### Requirement
Return all of the data exactly as given.

(Data items)
◆ ◆ ◆ ◆

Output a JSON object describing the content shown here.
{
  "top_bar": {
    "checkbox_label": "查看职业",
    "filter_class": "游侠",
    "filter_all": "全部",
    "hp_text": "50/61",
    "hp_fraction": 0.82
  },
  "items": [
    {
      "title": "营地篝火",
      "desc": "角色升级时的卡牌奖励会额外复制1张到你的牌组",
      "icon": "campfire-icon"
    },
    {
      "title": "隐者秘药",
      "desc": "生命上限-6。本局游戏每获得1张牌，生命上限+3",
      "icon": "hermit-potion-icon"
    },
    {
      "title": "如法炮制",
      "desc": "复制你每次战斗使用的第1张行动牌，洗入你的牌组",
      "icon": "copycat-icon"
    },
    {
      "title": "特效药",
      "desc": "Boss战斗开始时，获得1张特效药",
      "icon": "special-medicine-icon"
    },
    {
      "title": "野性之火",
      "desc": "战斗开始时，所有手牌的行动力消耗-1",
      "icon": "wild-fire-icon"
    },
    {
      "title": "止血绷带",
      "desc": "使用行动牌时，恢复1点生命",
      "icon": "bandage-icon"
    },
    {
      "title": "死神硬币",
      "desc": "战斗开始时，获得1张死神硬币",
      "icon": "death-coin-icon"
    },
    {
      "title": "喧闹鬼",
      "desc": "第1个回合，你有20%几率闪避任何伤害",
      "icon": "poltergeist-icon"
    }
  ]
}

◆ ◆ ◆ ◆

### Task solution
Output a JSON object describing the content shown here.
{
  "top_bar": {
    "checkbox_label": "查看职业",
    "filter_class": "游侠",
    "filter_all": "全部",
    "hp_text": "50/61",
    "hp_fraction": 0.82
  },
  "items": [
    {
      "title": "营地篝火",
      "desc": "角色升级时的卡牌奖励会额外复制1张到你的牌组",
      "icon": "campfire-icon"
    },
    {
      "title": "隐者秘药",
      "desc": "生命上限-6。本局游戏每获得1张牌，生命上限+3",
      "icon": "hermit-potion-icon"
    },
    {
      "title": "如法炮制",
      "desc": "复制你每次战斗使用的第1张行动牌，洗入你的牌组",
      "icon": "copycat-icon"
    },
    {
      "title": "特效药",
      "desc": "Boss战斗开始时，获得1张特效药",
      "icon": "special-medicine-icon"
    },
    {
      "title": "野性之火",
      "desc": "战斗开始时，所有手牌的行动力消耗-1",
      "icon": "wild-fire-icon"
    },
    {
      "title": "止血绷带",
      "desc": "使用行动牌时，恢复1点生命",
      "icon": "bandage-icon"
    },
    {
      "title": "死神硬币",
      "desc": "战斗开始时，获得1张死神硬币",
      "icon": "death-coin-icon"
    },
    {
      "title": "喧闹鬼",
      "desc": "第1个回合，你有20%几率闪避任何伤害",
      "icon": "poltergeist-icon"
    }
  ]
}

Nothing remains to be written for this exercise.